--- begin Excerpted records ---

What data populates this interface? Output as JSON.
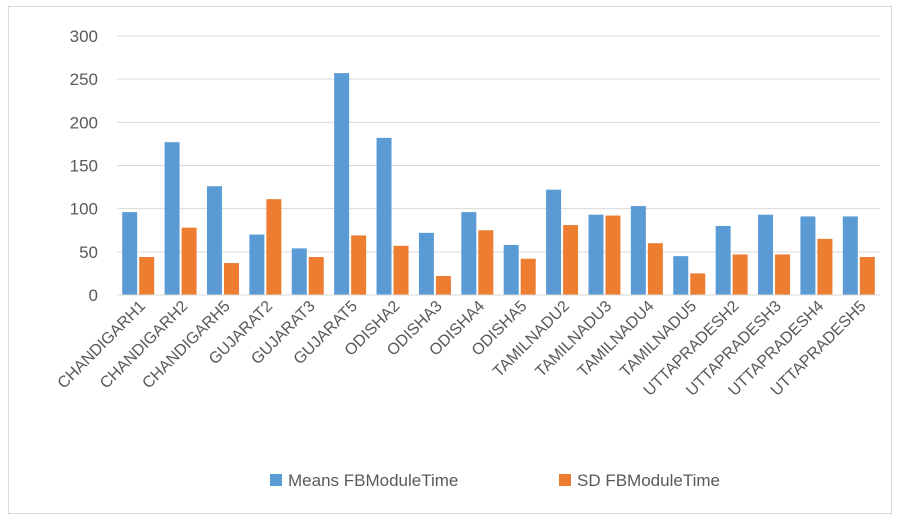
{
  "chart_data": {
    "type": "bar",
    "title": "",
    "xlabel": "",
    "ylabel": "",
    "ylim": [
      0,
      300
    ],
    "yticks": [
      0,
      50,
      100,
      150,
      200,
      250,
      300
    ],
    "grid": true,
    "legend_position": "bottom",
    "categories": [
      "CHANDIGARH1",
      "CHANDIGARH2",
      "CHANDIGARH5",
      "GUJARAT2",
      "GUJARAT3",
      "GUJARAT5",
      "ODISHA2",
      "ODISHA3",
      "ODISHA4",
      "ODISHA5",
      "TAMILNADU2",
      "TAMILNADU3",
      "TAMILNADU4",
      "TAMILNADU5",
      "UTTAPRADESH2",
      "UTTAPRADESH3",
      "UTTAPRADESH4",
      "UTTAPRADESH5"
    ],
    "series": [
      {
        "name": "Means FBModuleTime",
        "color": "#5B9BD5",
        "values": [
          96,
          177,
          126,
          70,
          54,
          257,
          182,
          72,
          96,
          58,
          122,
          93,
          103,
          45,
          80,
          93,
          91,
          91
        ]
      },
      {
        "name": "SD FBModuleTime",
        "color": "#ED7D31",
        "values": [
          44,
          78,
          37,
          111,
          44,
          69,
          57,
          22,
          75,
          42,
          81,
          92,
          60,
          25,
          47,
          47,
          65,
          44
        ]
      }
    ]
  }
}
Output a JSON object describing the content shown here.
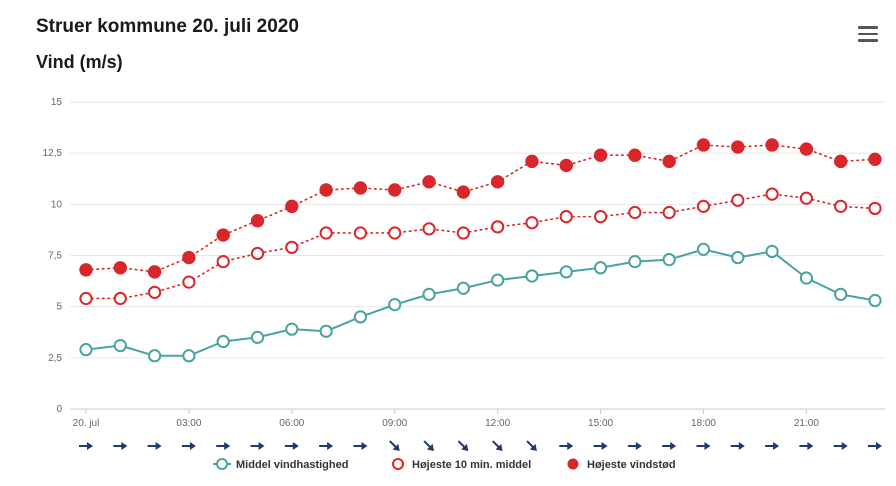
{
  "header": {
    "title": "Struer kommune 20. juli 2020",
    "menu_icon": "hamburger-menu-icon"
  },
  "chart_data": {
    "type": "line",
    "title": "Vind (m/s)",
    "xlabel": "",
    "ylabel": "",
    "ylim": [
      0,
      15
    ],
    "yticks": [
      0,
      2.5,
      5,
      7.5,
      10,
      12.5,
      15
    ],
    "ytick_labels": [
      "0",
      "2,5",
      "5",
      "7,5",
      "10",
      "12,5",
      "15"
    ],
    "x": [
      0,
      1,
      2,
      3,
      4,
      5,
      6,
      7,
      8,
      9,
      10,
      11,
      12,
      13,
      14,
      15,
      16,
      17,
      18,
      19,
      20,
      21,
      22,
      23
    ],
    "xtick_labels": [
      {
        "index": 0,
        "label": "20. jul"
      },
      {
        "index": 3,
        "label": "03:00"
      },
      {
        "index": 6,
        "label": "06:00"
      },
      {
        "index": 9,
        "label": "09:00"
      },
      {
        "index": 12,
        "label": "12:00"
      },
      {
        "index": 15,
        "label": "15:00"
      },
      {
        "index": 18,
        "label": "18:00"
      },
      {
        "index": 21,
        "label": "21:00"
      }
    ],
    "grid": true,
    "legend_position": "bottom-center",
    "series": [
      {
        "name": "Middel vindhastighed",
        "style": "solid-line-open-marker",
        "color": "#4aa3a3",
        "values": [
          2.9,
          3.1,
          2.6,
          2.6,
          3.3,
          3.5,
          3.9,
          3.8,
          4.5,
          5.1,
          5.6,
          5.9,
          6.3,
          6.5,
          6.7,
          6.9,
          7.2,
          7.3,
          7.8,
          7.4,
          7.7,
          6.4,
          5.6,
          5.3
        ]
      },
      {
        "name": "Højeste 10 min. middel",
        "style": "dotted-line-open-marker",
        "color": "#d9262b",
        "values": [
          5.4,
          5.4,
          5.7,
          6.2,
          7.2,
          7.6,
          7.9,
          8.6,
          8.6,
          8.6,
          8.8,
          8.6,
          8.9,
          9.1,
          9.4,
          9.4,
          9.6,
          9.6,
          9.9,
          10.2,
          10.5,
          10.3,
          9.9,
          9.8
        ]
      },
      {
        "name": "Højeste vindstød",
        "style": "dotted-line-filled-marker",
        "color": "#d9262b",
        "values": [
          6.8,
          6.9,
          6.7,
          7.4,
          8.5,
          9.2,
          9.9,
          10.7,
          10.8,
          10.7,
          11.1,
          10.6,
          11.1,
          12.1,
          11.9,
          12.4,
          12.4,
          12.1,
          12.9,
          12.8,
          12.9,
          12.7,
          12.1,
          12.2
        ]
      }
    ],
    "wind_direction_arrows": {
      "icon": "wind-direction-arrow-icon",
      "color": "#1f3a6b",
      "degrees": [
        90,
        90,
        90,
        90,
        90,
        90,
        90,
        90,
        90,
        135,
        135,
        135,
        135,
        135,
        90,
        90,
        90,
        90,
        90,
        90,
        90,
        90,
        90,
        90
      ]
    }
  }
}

--- end Excerpted records ---
--- begin Excerpted records ---

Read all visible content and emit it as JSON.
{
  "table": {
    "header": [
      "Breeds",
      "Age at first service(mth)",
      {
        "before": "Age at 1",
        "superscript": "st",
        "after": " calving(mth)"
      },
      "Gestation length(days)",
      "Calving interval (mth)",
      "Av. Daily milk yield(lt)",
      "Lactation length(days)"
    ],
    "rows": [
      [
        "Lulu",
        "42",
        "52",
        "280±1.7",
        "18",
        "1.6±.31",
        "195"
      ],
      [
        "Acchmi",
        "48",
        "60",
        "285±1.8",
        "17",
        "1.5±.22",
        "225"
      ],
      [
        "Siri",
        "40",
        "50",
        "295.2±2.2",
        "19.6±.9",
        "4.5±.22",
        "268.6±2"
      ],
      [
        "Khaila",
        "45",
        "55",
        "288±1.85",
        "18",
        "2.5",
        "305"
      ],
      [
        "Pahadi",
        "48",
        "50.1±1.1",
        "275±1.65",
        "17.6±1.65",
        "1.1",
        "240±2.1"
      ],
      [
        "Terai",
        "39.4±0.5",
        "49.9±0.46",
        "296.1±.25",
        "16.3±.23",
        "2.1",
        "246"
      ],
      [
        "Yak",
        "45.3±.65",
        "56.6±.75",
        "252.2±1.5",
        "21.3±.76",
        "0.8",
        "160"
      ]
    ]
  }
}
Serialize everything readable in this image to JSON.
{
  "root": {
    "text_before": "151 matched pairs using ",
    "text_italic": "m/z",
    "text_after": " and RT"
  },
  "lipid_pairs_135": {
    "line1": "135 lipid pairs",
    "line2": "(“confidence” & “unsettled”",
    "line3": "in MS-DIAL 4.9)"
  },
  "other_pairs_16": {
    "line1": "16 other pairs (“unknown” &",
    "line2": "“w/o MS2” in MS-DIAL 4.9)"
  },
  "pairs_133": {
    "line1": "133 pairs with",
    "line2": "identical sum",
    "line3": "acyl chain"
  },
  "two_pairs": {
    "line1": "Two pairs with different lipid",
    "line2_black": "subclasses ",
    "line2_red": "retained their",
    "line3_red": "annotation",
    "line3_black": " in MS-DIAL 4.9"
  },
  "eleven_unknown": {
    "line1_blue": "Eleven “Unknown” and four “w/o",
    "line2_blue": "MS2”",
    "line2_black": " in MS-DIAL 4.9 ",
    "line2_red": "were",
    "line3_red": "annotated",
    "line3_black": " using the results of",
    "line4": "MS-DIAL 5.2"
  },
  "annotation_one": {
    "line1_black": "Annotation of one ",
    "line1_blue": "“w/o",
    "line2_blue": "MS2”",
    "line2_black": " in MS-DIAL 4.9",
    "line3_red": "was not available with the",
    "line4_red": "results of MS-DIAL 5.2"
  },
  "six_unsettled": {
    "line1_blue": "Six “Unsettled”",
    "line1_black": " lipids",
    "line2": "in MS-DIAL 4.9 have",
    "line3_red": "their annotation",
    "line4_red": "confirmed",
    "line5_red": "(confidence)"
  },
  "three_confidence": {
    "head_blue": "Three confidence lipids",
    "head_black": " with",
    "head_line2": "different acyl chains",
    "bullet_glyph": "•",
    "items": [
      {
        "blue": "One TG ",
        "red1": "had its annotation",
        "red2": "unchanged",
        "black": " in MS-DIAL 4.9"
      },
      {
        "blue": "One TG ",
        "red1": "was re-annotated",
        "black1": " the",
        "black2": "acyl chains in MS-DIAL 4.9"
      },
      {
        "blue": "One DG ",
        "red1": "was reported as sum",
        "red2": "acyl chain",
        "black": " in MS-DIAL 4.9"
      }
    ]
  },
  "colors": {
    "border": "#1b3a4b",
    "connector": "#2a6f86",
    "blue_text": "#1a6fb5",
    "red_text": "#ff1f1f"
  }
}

--- end Excerpted records ---
--- begin Excerpted records ---

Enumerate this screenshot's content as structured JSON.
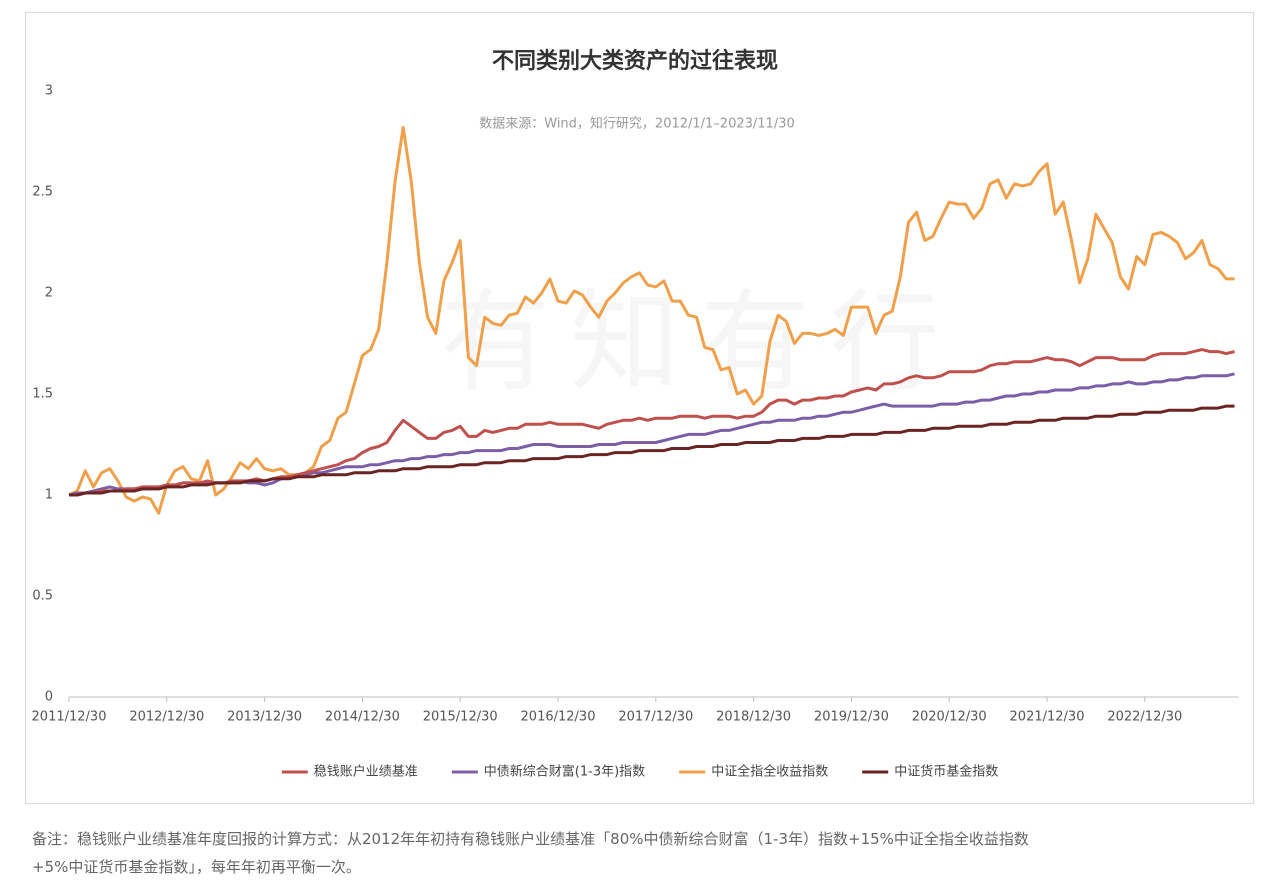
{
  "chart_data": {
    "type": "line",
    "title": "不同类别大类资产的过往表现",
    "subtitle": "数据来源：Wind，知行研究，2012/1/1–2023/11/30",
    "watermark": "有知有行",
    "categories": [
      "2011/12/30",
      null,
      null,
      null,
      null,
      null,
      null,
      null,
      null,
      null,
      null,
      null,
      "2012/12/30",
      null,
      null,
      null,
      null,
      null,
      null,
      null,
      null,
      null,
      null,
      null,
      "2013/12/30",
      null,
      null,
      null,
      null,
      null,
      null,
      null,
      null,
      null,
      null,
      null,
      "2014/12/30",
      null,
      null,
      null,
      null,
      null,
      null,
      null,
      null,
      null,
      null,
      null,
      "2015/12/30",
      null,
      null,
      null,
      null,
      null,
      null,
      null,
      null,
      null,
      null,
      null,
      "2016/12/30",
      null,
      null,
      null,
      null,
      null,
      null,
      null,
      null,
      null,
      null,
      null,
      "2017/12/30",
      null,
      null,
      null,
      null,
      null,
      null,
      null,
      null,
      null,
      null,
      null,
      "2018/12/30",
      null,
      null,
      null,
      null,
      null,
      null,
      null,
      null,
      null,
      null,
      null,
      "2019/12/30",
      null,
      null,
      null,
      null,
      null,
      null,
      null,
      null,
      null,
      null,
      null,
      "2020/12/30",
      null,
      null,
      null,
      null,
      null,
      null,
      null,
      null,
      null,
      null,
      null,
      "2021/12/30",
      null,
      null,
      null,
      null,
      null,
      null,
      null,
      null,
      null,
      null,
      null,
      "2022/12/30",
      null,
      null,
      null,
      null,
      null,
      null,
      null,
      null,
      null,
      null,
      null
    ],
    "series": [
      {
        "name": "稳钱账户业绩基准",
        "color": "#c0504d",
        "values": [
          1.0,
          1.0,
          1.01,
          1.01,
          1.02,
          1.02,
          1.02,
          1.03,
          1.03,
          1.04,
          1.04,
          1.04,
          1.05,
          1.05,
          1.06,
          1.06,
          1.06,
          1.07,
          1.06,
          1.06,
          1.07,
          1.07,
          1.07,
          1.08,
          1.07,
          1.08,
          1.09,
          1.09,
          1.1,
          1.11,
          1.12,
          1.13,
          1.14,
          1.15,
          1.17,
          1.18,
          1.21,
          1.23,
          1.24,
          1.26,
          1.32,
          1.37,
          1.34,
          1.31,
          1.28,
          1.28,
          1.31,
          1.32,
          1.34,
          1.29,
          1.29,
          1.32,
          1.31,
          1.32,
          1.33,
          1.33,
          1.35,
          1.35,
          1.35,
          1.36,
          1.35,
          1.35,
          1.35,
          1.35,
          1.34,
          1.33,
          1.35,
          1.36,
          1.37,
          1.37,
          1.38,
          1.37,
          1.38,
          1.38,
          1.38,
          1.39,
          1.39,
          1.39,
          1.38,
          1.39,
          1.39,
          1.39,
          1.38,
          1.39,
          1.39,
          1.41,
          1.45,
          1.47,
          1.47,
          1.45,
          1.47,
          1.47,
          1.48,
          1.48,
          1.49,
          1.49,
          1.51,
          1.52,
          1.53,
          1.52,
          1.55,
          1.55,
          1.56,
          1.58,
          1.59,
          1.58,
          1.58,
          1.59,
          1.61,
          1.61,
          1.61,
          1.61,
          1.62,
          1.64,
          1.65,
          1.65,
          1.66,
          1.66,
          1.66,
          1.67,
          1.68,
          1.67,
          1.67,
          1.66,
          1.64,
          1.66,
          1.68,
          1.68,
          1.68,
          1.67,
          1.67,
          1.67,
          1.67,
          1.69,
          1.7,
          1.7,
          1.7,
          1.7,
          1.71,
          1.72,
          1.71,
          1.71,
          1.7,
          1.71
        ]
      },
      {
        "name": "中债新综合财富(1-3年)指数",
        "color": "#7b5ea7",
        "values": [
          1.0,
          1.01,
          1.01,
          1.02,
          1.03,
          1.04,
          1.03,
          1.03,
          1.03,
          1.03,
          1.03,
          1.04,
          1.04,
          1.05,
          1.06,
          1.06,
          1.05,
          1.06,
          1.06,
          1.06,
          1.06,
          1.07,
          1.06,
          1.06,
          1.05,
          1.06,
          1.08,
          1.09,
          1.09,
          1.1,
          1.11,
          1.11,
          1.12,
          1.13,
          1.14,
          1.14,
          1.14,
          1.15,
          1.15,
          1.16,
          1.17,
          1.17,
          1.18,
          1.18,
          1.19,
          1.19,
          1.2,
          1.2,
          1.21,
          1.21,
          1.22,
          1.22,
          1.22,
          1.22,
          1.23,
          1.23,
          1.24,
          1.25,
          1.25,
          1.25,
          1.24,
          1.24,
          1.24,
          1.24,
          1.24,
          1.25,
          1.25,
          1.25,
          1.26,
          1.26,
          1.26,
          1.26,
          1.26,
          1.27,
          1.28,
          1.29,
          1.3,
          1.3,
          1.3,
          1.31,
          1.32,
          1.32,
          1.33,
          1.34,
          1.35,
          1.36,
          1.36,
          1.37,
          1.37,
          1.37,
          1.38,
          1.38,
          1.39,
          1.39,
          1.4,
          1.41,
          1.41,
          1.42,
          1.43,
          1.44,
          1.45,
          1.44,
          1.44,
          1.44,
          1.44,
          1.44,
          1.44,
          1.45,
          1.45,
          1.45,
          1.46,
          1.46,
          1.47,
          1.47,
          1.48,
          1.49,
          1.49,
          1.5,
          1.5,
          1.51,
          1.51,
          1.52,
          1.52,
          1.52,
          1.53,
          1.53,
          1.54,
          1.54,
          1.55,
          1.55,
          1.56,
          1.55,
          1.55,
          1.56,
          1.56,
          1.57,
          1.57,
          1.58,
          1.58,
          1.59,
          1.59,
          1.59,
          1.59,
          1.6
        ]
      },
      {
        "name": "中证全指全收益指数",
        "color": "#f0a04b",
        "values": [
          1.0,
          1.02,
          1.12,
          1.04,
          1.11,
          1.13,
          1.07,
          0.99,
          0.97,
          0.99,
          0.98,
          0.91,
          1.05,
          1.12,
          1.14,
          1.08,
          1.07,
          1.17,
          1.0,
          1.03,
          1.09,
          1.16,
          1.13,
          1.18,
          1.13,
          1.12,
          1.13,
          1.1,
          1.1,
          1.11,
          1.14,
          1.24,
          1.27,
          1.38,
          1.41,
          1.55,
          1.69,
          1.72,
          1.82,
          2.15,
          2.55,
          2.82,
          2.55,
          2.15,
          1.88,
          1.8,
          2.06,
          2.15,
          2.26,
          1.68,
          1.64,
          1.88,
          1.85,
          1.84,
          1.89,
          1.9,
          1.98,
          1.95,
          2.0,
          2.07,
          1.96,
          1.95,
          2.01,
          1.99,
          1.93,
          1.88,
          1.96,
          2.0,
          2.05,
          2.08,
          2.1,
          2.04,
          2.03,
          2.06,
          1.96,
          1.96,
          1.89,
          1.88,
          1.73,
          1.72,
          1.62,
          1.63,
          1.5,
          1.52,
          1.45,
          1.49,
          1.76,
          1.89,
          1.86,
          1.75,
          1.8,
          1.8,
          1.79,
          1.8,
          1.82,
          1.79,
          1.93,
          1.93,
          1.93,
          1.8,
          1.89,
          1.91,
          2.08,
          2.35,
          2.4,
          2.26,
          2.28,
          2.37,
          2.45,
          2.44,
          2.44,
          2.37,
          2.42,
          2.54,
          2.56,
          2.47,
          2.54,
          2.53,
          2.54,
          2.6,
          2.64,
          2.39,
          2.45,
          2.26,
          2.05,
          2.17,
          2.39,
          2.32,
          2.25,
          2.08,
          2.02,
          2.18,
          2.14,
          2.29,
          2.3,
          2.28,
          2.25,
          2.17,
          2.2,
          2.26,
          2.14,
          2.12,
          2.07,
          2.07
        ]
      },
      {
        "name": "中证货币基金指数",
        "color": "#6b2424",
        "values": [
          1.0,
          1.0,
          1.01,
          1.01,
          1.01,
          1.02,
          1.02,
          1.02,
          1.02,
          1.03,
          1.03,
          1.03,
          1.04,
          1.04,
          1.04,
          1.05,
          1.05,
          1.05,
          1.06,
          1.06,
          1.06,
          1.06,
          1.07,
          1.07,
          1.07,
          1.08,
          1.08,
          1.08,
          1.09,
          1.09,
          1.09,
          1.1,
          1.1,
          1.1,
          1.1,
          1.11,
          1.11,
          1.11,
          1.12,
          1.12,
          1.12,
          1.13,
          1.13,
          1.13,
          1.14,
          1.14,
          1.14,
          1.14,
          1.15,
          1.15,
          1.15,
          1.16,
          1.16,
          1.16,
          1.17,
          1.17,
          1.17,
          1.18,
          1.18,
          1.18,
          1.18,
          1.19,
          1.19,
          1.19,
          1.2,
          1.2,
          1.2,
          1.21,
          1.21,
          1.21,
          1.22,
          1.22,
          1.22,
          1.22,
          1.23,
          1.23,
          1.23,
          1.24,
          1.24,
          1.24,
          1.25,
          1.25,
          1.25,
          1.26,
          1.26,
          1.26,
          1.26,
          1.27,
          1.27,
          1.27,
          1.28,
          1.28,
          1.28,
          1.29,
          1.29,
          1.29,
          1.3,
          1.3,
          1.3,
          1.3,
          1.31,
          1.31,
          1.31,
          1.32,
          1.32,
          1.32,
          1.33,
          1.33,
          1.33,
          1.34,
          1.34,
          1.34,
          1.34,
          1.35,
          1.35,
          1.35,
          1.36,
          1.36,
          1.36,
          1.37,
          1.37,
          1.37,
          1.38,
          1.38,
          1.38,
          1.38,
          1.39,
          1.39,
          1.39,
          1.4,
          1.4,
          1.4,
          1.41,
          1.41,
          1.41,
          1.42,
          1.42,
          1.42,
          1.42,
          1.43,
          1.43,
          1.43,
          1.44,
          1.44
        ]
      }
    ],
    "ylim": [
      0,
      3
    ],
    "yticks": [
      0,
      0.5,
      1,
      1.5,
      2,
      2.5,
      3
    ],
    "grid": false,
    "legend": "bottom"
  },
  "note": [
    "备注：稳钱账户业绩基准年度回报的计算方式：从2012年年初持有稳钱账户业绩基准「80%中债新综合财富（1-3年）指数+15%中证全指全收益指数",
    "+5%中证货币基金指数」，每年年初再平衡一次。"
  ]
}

--- end Excerpted records ---

== Exercise requirements ==
Each line that has the word "中债新综合财富" should be copied.

== Result ==
        "name": "中债新综合财富(1-3年)指数",
    "备注：稳钱账户业绩基准年度回报的计算方式：从2012年年初持有稳钱账户业绩基准「80%中债新综合财富（1-3年）指数+15%中证全指全收益指数",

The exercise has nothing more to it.